**JOB:**
Copy the material word for word, starting at its first line and stopping after the line that contains "row-label: Length <box>12 72 234 98</box>".
────
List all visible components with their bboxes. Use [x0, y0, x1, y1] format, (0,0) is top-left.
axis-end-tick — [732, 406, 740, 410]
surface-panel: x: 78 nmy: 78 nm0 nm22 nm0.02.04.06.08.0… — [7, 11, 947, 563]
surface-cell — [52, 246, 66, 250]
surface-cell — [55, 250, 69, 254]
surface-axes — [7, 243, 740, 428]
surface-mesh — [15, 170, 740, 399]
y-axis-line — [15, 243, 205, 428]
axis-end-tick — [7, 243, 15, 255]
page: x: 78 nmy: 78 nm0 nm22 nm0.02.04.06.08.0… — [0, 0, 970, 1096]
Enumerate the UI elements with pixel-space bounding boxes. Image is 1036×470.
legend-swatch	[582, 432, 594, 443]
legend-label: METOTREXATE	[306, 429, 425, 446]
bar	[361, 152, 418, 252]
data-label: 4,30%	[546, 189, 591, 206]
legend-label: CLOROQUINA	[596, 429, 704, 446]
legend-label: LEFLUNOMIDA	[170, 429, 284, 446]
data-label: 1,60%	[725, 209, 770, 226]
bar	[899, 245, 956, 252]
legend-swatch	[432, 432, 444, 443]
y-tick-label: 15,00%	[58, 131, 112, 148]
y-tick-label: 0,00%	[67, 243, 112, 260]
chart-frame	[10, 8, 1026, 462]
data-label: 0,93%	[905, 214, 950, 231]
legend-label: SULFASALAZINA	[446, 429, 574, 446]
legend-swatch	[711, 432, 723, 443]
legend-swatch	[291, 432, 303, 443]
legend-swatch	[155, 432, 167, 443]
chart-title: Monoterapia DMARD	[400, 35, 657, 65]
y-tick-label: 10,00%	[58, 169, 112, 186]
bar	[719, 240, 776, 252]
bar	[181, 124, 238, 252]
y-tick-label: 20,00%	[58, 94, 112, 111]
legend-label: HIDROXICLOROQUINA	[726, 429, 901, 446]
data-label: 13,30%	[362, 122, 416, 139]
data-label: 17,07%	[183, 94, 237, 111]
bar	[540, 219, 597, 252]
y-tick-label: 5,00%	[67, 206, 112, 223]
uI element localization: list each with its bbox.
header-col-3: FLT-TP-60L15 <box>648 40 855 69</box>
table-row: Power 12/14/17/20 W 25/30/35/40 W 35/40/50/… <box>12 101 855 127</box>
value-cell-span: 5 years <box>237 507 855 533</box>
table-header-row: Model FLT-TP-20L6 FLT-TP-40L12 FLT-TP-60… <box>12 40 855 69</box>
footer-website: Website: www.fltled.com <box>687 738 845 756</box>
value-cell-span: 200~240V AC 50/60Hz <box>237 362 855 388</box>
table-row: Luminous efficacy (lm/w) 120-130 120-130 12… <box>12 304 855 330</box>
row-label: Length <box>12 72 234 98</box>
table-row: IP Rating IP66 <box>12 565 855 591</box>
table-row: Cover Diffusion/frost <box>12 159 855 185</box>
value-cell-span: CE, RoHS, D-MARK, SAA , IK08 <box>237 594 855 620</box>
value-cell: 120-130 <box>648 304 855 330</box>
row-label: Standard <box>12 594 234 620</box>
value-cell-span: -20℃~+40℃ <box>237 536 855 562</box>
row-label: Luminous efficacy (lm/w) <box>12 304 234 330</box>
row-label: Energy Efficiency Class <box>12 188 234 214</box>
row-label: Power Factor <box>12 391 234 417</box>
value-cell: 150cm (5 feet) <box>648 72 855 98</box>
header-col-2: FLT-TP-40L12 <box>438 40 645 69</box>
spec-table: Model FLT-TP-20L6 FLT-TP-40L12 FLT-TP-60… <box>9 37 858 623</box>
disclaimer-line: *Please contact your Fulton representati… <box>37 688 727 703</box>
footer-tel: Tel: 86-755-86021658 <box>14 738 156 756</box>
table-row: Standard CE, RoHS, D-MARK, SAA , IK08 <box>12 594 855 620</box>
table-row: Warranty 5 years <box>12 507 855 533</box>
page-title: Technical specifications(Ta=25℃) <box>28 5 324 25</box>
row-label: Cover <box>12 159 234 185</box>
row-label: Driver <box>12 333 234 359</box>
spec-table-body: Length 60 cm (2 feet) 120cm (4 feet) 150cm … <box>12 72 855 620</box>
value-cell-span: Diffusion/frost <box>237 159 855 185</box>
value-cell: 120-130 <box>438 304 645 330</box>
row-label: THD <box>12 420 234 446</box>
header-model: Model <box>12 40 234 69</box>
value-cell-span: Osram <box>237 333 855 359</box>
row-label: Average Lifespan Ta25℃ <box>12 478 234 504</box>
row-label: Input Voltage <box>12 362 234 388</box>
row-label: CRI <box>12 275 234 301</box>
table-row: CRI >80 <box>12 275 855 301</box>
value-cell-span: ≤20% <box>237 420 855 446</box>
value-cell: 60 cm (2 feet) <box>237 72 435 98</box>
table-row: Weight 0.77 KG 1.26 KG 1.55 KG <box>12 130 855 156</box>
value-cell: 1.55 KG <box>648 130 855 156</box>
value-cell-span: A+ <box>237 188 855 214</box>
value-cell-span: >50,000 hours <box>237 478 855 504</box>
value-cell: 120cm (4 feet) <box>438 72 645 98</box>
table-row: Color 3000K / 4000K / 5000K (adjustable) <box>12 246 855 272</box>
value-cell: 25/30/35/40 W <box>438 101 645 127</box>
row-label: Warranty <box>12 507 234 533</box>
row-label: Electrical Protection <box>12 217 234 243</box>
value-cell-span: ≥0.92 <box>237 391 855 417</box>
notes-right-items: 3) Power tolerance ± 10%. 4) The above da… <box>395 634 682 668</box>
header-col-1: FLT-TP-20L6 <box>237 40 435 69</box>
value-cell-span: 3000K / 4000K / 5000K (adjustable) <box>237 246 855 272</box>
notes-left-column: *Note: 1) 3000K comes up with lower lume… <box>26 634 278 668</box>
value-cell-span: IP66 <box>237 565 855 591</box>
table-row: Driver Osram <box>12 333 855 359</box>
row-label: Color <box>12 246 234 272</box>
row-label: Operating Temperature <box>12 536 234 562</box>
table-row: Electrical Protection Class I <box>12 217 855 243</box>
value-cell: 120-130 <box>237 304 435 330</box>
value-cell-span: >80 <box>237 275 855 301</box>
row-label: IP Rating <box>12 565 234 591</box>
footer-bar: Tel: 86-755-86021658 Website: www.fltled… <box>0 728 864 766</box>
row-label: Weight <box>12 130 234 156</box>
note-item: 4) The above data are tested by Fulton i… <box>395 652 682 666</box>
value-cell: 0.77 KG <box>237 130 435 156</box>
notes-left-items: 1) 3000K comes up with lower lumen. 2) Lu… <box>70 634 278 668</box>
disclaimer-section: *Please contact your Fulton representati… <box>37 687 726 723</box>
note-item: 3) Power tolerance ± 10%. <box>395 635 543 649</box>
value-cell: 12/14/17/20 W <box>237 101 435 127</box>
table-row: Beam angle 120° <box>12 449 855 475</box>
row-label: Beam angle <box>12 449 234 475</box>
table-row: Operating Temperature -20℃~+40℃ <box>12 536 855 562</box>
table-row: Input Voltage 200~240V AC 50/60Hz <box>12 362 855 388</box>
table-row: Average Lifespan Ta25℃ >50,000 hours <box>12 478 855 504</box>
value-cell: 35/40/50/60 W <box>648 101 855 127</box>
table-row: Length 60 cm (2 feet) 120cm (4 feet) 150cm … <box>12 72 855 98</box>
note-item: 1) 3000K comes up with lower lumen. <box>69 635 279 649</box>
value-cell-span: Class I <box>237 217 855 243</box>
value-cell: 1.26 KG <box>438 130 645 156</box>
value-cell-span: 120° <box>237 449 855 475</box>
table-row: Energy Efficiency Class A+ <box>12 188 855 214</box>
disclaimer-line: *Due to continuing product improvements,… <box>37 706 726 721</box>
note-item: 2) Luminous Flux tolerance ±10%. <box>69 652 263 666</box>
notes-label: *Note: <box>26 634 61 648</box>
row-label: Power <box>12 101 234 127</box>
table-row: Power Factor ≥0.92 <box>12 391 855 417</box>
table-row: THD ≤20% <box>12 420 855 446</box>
────
**ANSWER TO THIS TASK:**
List all visible components with their bboxes. Use [x0, y0, x1, y1] format, (0,0) is top-left.
axis-end-tick — [732, 406, 740, 410]
surface-panel: x: 78 nmy: 78 nm0 nm22 nm0.02.04.06.08.0… — [7, 11, 947, 563]
surface-cell — [52, 246, 66, 250]
surface-cell — [55, 250, 69, 254]
surface-axes — [7, 243, 740, 428]
surface-mesh — [15, 170, 740, 399]
y-axis-line — [15, 243, 205, 428]
axis-end-tick — [7, 243, 15, 255]
page: x: 78 nmy: 78 nm0 nm22 nm0.02.04.06.08.0… — [0, 0, 970, 1096]
Enumerate the UI elements with pixel-space bounding boxes. Image is 1036×470.
legend-swatch	[582, 432, 594, 443]
legend-label: METOTREXATE	[306, 429, 425, 446]
bar	[361, 152, 418, 252]
data-label: 4,30%	[546, 189, 591, 206]
legend-label: CLOROQUINA	[596, 429, 704, 446]
legend-label: LEFLUNOMIDA	[170, 429, 284, 446]
data-label: 1,60%	[725, 209, 770, 226]
bar	[899, 245, 956, 252]
legend-swatch	[432, 432, 444, 443]
y-tick-label: 15,00%	[58, 131, 112, 148]
y-tick-label: 0,00%	[67, 243, 112, 260]
chart-frame	[10, 8, 1026, 462]
data-label: 0,93%	[905, 214, 950, 231]
legend-label: SULFASALAZINA	[446, 429, 574, 446]
legend-swatch	[711, 432, 723, 443]
legend-swatch	[291, 432, 303, 443]
legend-swatch	[155, 432, 167, 443]
chart-title: Monoterapia DMARD	[400, 35, 657, 65]
y-tick-label: 10,00%	[58, 169, 112, 186]
bar	[719, 240, 776, 252]
bar	[181, 124, 238, 252]
y-tick-label: 20,00%	[58, 94, 112, 111]
legend-label: HIDROXICLOROQUINA	[726, 429, 901, 446]
data-label: 13,30%	[362, 122, 416, 139]
data-label: 17,07%	[183, 94, 237, 111]
bar	[540, 219, 597, 252]
y-tick-label: 5,00%	[67, 206, 112, 223]
uI element localization: list each with its bbox.
header-col-3: FLT-TP-60L15 <box>648 40 855 69</box>
table-row: Power 12/14/17/20 W 25/30/35/40 W 35/40/50/… <box>12 101 855 127</box>
value-cell-span: 5 years <box>237 507 855 533</box>
table-header-row: Model FLT-TP-20L6 FLT-TP-40L12 FLT-TP-60… <box>12 40 855 69</box>
footer-website: Website: www.fltled.com <box>687 738 845 756</box>
value-cell-span: 200~240V AC 50/60Hz <box>237 362 855 388</box>
table-row: Luminous efficacy (lm/w) 120-130 120-130 12… <box>12 304 855 330</box>
row-label: Length <box>12 72 234 98</box>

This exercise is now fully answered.